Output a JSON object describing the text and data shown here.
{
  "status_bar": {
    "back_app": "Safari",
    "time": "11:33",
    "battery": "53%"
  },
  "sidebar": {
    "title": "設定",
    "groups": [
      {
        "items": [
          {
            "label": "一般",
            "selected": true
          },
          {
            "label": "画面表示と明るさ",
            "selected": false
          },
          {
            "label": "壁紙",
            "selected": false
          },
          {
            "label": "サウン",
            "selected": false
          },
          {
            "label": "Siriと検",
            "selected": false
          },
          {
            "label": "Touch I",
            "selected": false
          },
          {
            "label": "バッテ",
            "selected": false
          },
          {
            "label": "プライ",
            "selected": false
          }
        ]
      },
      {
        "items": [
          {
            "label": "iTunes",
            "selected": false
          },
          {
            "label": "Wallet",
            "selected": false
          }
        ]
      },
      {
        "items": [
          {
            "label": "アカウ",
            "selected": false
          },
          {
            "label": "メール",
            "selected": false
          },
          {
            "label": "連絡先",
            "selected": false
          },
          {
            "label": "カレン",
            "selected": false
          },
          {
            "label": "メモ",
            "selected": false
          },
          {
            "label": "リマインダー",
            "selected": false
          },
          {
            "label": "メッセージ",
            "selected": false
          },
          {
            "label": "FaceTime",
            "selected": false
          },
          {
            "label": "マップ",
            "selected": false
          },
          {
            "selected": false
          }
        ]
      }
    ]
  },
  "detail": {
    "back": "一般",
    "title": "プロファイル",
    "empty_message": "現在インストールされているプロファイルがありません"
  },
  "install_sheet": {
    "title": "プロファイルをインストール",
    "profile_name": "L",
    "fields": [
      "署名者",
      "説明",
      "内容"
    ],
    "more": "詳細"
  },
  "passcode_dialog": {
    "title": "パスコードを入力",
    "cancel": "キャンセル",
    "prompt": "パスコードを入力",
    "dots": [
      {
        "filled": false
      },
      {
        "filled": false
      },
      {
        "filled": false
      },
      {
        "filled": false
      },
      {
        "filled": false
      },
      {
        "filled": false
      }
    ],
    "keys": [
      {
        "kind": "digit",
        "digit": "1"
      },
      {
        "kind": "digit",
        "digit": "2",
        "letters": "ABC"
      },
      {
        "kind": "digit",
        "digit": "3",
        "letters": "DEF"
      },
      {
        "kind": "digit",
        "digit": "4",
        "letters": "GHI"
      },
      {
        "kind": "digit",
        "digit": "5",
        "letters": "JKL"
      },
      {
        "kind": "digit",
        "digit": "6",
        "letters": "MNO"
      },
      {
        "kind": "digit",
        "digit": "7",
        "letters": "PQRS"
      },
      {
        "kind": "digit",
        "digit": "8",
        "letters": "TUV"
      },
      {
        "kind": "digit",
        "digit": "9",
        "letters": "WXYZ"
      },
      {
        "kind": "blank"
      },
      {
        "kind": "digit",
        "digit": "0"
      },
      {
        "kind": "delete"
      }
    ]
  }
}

--

--- Goal ---
Give back each line above precisely as it stands.

--- Final answer ---
Output a JSON object describing the text and data shown here.
{
  "status_bar": {
    "back_app": "Safari",
    "time": "11:33",
    "battery": "53%"
  },
  "sidebar": {
    "title": "設定",
    "groups": [
      {
        "items": [
          {
            "label": "一般",
            "selected": true
          },
          {
            "label": "画面表示と明るさ",
            "selected": false
          },
          {
            "label": "壁紙",
            "selected": false
          },
          {
            "label": "サウン",
            "selected": false
          },
          {
            "label": "Siriと検",
            "selected": false
          },
          {
            "label": "Touch I",
            "selected": false
          },
          {
            "label": "バッテ",
            "selected": false
          },
          {
            "label": "プライ",
            "selected": false
          }
        ]
      },
      {
        "items": [
          {
            "label": "iTunes",
            "selected": false
          },
          {
            "label": "Wallet",
            "selected": false
          }
        ]
      },
      {
        "items": [
          {
            "label": "アカウ",
            "selected": false
          },
          {
            "label": "メール",
            "selected": false
          },
          {
            "label": "連絡先",
            "selected": false
          },
          {
            "label": "カレン",
            "selected": false
          },
          {
            "label": "メモ",
            "selected": false
          },
          {
            "label": "リマインダー",
            "selected": false
          },
          {
            "label": "メッセージ",
            "selected": false
          },
          {
            "label": "FaceTime",
            "selected": false
          },
          {
            "label": "マップ",
            "selected": false
          },
          {
            "selected": false
          }
        ]
      }
    ]
  },
  "detail": {
    "back": "一般",
    "title": "プロファイル",
    "empty_message": "現在インストールされているプロファイルがありません"
  },
  "install_sheet": {
    "title": "プロファイルをインストール",
    "profile_name": "L",
    "fields": [
      "署名者",
      "説明",
      "内容"
    ],
    "more": "詳細"
  },
  "passcode_dialog": {
    "title": "パスコードを入力",
    "cancel": "キャンセル",
    "prompt": "パスコードを入力",
    "dots": [
      {
        "filled": false
      },
      {
        "filled": false
      },
      {
        "filled": false
      },
      {
        "filled": false
      },
      {
        "filled": false
      },
      {
        "filled": false
      }
    ],
    "keys": [
      {
        "kind": "digit",
        "digit": "1"
      },
      {
        "kind": "digit",
        "digit": "2",
        "letters": "ABC"
      },
      {
        "kind": "digit",
        "digit": "3",
        "letters": "DEF"
      },
      {
        "kind": "digit",
        "digit": "4",
        "letters": "GHI"
      },
      {
        "kind": "digit",
        "digit": "5",
        "letters": "JKL"
      },
      {
        "kind": "digit",
        "digit": "6",
        "letters": "MNO"
      },
      {
        "kind": "digit",
        "digit": "7",
        "letters": "PQRS"
      },
      {
        "kind": "digit",
        "digit": "8",
        "letters": "TUV"
      },
      {
        "kind": "digit",
        "digit": "9",
        "letters": "WXYZ"
      },
      {
        "kind": "blank"
      },
      {
        "kind": "digit",
        "digit": "0"
      },
      {
        "kind": "delete"
      }
    ]
  }
}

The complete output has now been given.